### Job
The records that follow are to be transcribed in full, without their images.

***** Dataset extract *****

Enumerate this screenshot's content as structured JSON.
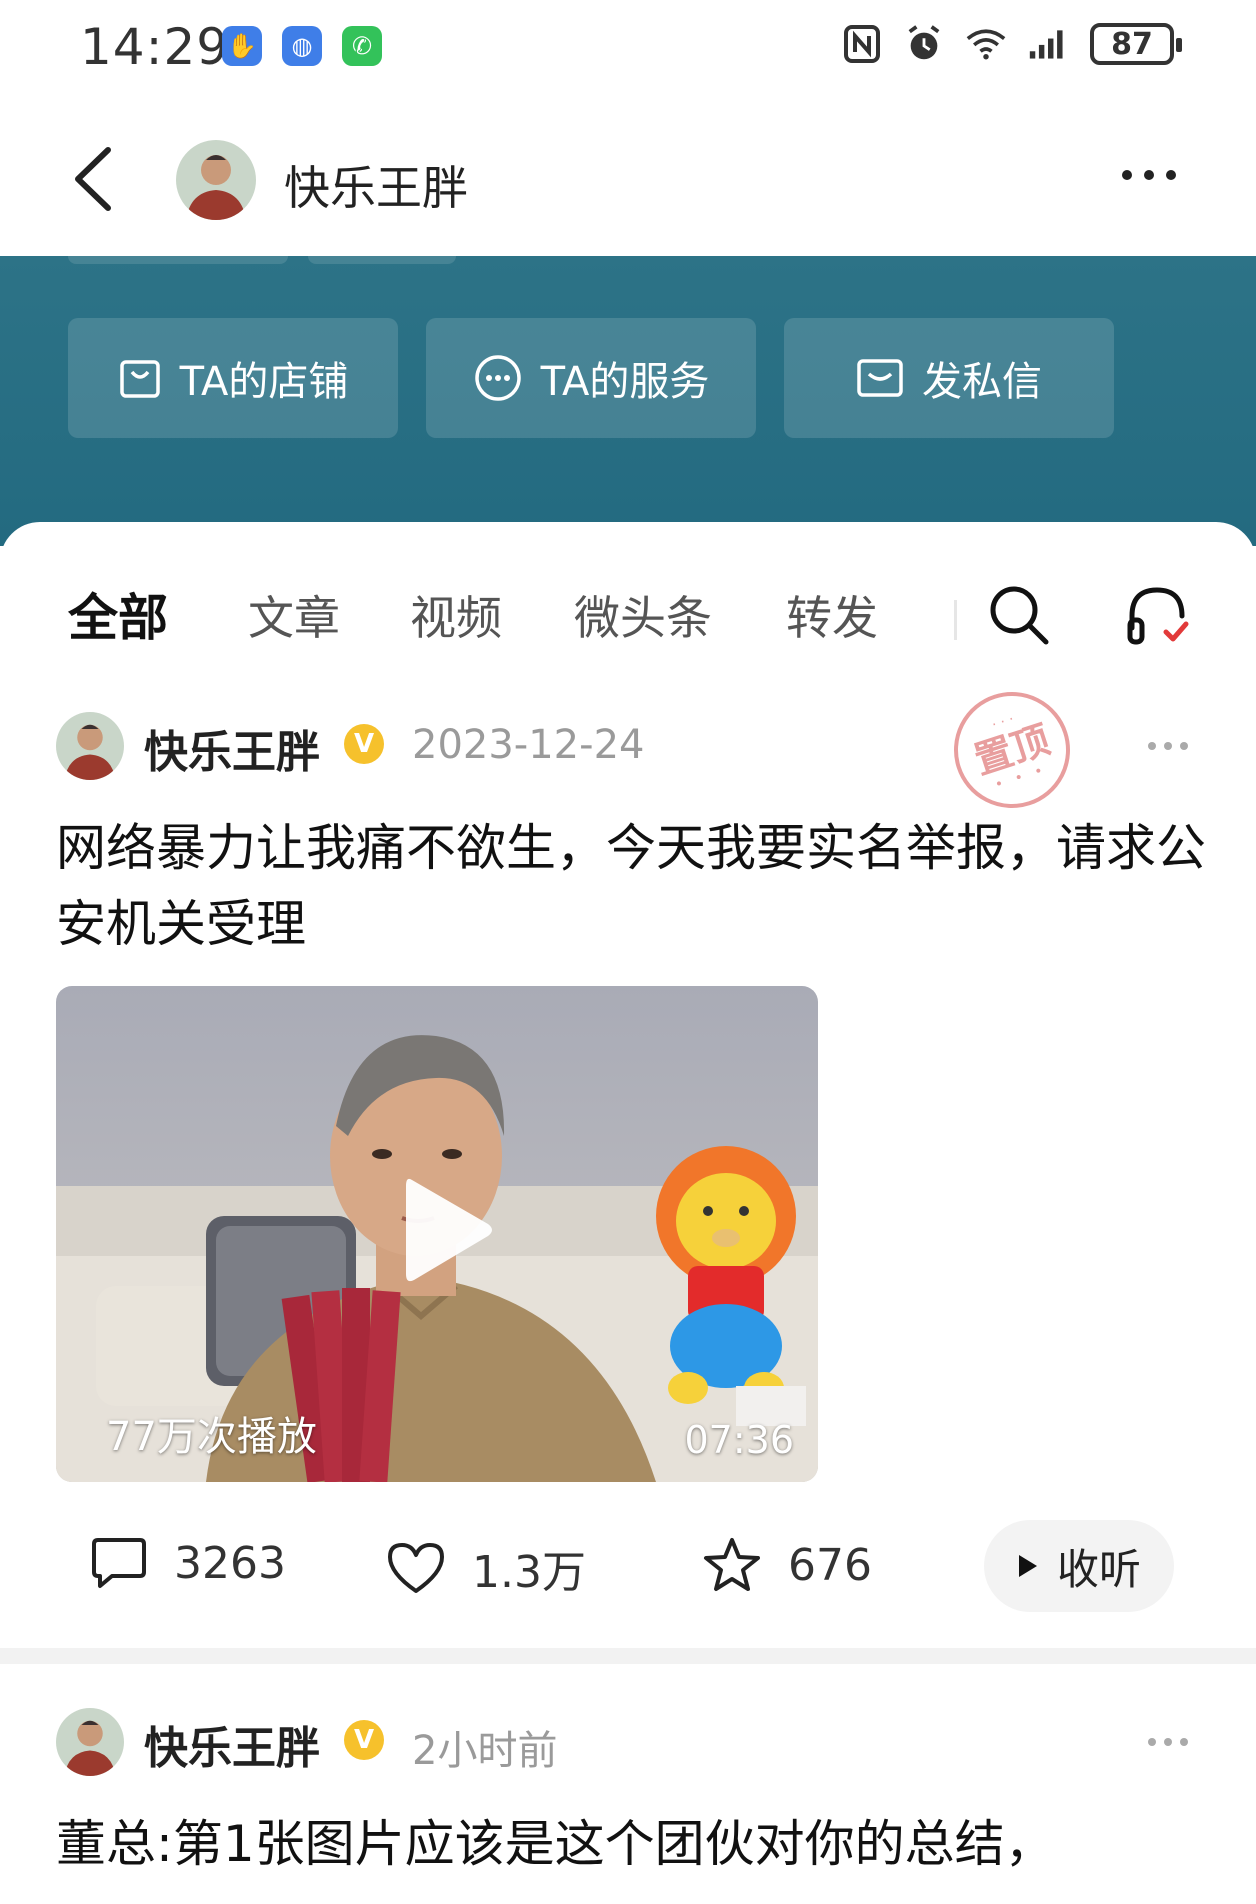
{
  "status_bar": {
    "time": "14:29",
    "battery": "87",
    "left_icons": [
      "gesture-app-icon",
      "browser-app-icon",
      "phone-app-icon"
    ],
    "right_icons": [
      "nfc-icon",
      "alarm-icon",
      "wifi-icon",
      "signal-icon",
      "battery-icon"
    ]
  },
  "header": {
    "name": "快乐王胖"
  },
  "actions": {
    "shop": "TA的店铺",
    "service": "TA的服务",
    "message": "发私信"
  },
  "tabs": [
    "全部",
    "文章",
    "视频",
    "微头条",
    "转发"
  ],
  "posts": [
    {
      "author": "快乐王胖",
      "verified": "V",
      "date": "2023-12-24",
      "pinned_label": "置顶",
      "title": "网络暴力让我痛不欲生，今天我要实名举报，请求公安机关受理",
      "video_views": "77万次播放",
      "video_duration": "07:36",
      "comments": "3263",
      "likes": "1.3万",
      "favorites": "676",
      "listen_label": "收听"
    },
    {
      "author": "快乐王胖",
      "verified": "V",
      "date": "2小时前",
      "title": "董总:第1张图片应该是这个团伙对你的总结，"
    }
  ],
  "colors": {
    "banner": "#236a80",
    "verified": "#f6c12c",
    "stamp": "#e58e8e"
  }
}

*****

### The output
Enumerate this screenshot's content as structured JSON.
{
  "status_bar": {
    "time": "14:29",
    "battery": "87",
    "left_icons": [
      "gesture-app-icon",
      "browser-app-icon",
      "phone-app-icon"
    ],
    "right_icons": [
      "nfc-icon",
      "alarm-icon",
      "wifi-icon",
      "signal-icon",
      "battery-icon"
    ]
  },
  "header": {
    "name": "快乐王胖"
  },
  "actions": {
    "shop": "TA的店铺",
    "service": "TA的服务",
    "message": "发私信"
  },
  "tabs": [
    "全部",
    "文章",
    "视频",
    "微头条",
    "转发"
  ],
  "posts": [
    {
      "author": "快乐王胖",
      "verified": "V",
      "date": "2023-12-24",
      "pinned_label": "置顶",
      "title": "网络暴力让我痛不欲生，今天我要实名举报，请求公安机关受理",
      "video_views": "77万次播放",
      "video_duration": "07:36",
      "comments": "3263",
      "likes": "1.3万",
      "favorites": "676",
      "listen_label": "收听"
    },
    {
      "author": "快乐王胖",
      "verified": "V",
      "date": "2小时前",
      "title": "董总:第1张图片应该是这个团伙对你的总结，"
    }
  ],
  "colors": {
    "banner": "#236a80",
    "verified": "#f6c12c",
    "stamp": "#e58e8e"
  }
}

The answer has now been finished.